• **Problem to solve**:
Restate the whole of the material. Keep every word, and drop the pictures.
>> START Given entries
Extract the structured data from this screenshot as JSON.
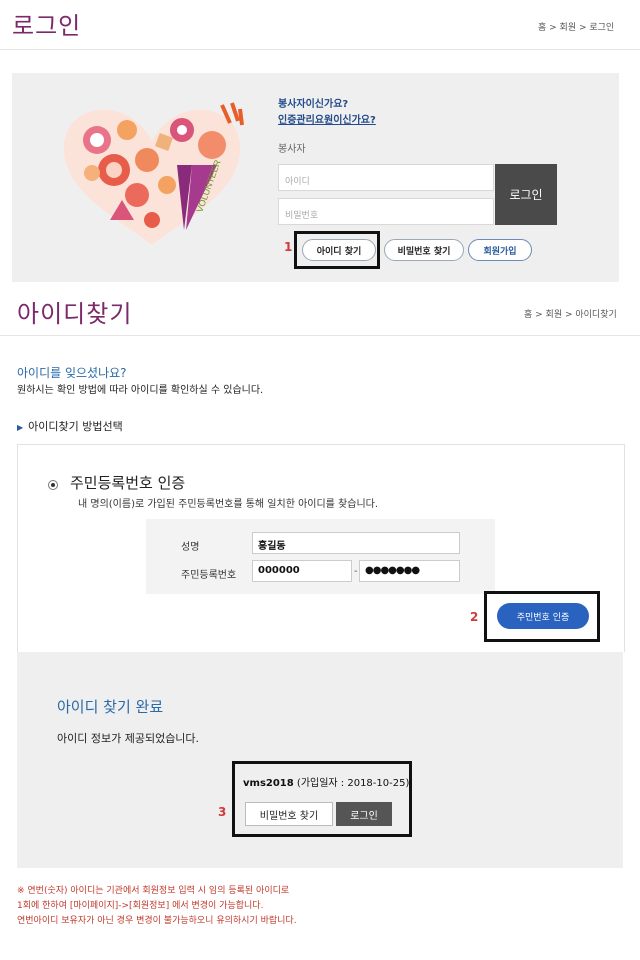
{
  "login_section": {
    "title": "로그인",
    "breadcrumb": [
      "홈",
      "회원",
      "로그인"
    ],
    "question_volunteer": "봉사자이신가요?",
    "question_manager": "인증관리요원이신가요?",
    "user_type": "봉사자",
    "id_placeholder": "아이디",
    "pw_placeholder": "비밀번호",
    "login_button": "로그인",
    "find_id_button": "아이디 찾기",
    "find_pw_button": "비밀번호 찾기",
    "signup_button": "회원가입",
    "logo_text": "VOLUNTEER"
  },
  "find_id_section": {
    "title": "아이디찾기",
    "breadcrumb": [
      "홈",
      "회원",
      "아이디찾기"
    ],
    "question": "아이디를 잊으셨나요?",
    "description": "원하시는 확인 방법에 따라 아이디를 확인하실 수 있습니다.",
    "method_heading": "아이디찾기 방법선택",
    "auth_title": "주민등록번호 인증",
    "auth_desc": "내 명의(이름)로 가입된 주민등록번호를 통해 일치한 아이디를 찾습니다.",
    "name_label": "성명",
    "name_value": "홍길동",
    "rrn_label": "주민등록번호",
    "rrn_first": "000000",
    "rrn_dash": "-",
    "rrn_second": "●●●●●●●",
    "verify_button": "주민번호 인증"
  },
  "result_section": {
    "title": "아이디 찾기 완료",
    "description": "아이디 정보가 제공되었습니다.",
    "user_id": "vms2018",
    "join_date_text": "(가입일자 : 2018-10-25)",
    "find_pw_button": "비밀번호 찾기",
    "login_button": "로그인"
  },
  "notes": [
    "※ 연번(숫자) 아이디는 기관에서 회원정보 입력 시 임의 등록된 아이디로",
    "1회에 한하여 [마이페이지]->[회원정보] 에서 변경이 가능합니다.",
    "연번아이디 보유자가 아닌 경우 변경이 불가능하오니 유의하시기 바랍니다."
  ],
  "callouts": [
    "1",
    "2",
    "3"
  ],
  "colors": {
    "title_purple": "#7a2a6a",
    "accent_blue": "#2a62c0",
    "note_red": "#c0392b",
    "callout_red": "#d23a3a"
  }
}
>> END Given entries
• **Output for this task**:
Extract the structured data from this screenshot as JSON.
{
  "login_section": {
    "title": "로그인",
    "breadcrumb": [
      "홈",
      "회원",
      "로그인"
    ],
    "question_volunteer": "봉사자이신가요?",
    "question_manager": "인증관리요원이신가요?",
    "user_type": "봉사자",
    "id_placeholder": "아이디",
    "pw_placeholder": "비밀번호",
    "login_button": "로그인",
    "find_id_button": "아이디 찾기",
    "find_pw_button": "비밀번호 찾기",
    "signup_button": "회원가입",
    "logo_text": "VOLUNTEER"
  },
  "find_id_section": {
    "title": "아이디찾기",
    "breadcrumb": [
      "홈",
      "회원",
      "아이디찾기"
    ],
    "question": "아이디를 잊으셨나요?",
    "description": "원하시는 확인 방법에 따라 아이디를 확인하실 수 있습니다.",
    "method_heading": "아이디찾기 방법선택",
    "auth_title": "주민등록번호 인증",
    "auth_desc": "내 명의(이름)로 가입된 주민등록번호를 통해 일치한 아이디를 찾습니다.",
    "name_label": "성명",
    "name_value": "홍길동",
    "rrn_label": "주민등록번호",
    "rrn_first": "000000",
    "rrn_dash": "-",
    "rrn_second": "●●●●●●●",
    "verify_button": "주민번호 인증"
  },
  "result_section": {
    "title": "아이디 찾기 완료",
    "description": "아이디 정보가 제공되었습니다.",
    "user_id": "vms2018",
    "join_date_text": "(가입일자 : 2018-10-25)",
    "find_pw_button": "비밀번호 찾기",
    "login_button": "로그인"
  },
  "notes": [
    "※ 연번(숫자) 아이디는 기관에서 회원정보 입력 시 임의 등록된 아이디로",
    "1회에 한하여 [마이페이지]->[회원정보] 에서 변경이 가능합니다.",
    "연번아이디 보유자가 아닌 경우 변경이 불가능하오니 유의하시기 바랍니다."
  ],
  "callouts": [
    "1",
    "2",
    "3"
  ],
  "colors": {
    "title_purple": "#7a2a6a",
    "accent_blue": "#2a62c0",
    "note_red": "#c0392b",
    "callout_red": "#d23a3a"
  }
}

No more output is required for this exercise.